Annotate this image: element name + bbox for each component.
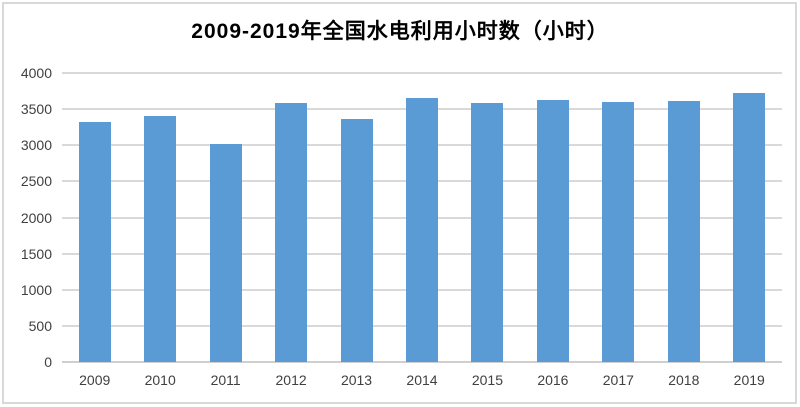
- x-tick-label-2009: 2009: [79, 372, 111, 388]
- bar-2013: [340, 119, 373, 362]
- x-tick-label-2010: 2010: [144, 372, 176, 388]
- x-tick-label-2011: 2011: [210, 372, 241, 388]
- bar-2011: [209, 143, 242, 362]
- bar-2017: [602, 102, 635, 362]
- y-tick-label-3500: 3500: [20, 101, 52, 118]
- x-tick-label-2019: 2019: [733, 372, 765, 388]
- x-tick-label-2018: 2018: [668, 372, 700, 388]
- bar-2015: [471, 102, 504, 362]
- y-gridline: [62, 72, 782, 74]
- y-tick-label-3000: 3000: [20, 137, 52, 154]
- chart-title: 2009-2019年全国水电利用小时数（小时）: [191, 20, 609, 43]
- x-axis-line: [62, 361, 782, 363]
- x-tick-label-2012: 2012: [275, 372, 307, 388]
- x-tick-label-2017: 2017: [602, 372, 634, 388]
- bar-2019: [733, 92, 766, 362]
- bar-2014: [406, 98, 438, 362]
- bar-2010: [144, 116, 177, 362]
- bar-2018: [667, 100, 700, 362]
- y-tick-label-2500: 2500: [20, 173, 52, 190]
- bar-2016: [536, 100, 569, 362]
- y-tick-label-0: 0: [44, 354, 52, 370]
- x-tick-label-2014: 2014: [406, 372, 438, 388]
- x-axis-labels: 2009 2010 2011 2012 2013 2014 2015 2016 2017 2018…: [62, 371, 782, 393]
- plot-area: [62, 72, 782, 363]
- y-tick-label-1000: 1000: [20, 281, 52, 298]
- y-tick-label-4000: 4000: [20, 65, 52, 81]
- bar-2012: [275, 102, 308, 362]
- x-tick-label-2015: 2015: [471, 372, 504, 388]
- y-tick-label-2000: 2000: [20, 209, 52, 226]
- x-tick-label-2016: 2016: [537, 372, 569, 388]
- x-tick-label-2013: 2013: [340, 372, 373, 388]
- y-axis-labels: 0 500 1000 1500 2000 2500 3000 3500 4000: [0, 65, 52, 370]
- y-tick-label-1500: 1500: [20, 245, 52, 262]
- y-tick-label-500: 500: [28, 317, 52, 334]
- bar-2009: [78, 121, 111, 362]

=====

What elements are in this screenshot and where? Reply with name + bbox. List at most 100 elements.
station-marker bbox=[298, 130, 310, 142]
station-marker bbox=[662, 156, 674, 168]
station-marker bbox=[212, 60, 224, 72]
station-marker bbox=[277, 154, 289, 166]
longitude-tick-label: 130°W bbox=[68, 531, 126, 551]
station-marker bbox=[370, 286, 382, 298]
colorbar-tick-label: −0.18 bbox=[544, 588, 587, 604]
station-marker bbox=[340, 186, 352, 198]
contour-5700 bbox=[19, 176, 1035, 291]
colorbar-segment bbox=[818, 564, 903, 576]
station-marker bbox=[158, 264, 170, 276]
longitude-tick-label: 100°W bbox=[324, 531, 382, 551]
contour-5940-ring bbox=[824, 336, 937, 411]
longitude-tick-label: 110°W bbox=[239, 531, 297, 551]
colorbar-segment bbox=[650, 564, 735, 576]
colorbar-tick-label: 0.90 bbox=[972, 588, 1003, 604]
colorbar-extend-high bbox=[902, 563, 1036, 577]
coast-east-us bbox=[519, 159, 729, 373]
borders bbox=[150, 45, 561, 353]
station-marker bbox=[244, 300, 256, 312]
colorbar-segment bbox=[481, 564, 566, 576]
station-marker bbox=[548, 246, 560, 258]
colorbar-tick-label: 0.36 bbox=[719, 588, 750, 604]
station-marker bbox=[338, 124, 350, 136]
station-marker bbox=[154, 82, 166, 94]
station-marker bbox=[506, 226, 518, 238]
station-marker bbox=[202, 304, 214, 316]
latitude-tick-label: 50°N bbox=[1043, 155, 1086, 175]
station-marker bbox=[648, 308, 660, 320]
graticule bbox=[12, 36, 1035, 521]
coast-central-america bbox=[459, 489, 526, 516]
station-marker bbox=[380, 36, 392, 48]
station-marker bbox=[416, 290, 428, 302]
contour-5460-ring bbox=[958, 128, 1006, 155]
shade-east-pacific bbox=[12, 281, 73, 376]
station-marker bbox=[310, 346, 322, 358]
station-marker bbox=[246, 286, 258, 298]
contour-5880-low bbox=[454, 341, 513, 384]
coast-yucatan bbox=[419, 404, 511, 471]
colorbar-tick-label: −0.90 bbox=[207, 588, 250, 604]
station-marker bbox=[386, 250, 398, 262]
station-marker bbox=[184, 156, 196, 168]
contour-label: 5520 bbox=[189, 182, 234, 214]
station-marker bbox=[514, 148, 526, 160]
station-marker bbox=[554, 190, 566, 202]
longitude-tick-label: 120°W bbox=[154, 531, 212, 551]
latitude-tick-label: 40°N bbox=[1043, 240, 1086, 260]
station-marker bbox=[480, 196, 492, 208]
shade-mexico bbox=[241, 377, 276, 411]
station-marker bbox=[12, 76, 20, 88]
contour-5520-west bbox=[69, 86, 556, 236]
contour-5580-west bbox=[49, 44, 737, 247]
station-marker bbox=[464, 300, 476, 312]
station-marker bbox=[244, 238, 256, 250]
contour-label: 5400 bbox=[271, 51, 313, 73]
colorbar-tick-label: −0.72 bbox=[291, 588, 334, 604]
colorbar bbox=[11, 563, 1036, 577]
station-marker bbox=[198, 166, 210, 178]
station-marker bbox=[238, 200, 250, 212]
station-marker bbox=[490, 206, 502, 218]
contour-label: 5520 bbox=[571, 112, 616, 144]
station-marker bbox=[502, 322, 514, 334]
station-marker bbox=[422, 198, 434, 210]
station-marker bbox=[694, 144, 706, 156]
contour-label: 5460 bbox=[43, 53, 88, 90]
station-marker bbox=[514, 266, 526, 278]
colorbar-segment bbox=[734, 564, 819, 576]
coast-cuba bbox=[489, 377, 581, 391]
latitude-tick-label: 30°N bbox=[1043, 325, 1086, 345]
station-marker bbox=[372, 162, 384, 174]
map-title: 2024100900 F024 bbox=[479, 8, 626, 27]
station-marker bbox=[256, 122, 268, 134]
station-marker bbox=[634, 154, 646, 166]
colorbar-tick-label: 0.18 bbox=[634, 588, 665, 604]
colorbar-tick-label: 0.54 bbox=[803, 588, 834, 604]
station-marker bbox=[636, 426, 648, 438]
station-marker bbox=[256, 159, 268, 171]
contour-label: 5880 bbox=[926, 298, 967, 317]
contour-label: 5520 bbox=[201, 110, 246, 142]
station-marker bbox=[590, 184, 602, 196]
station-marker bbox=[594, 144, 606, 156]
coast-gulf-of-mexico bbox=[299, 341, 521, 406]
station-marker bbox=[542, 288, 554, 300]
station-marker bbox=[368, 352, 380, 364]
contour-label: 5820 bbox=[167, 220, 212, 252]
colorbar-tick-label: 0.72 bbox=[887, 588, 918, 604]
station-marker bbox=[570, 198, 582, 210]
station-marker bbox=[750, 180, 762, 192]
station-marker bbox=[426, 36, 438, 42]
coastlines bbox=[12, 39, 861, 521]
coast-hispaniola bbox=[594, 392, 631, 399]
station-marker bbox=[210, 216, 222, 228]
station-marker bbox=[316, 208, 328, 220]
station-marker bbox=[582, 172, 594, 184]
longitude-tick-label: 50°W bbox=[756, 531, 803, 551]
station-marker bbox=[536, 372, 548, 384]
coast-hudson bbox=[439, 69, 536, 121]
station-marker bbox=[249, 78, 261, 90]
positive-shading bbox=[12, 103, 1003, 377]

=====

### What is expected
Reproduce only the lines of the material beginning with the line that contains "- x-tick-label-2009: 2009: [79, 372, 111, 388]" and ending with the line that contains "- y-tick-label-3500: 3500: [20, 101, 52, 118]", including both. Replace every "bar" in them with "column" and leave everything else unchanged.

### Solution
- x-tick-label-2009: 2009: [79, 372, 111, 388]
- column-2013: [340, 119, 373, 362]
- x-tick-label-2010: 2010: [144, 372, 176, 388]
- x-tick-label-2011: 2011: [210, 372, 241, 388]
- column-2011: [209, 143, 242, 362]
- column-2017: [602, 102, 635, 362]
- y-tick-label-3500: 3500: [20, 101, 52, 118]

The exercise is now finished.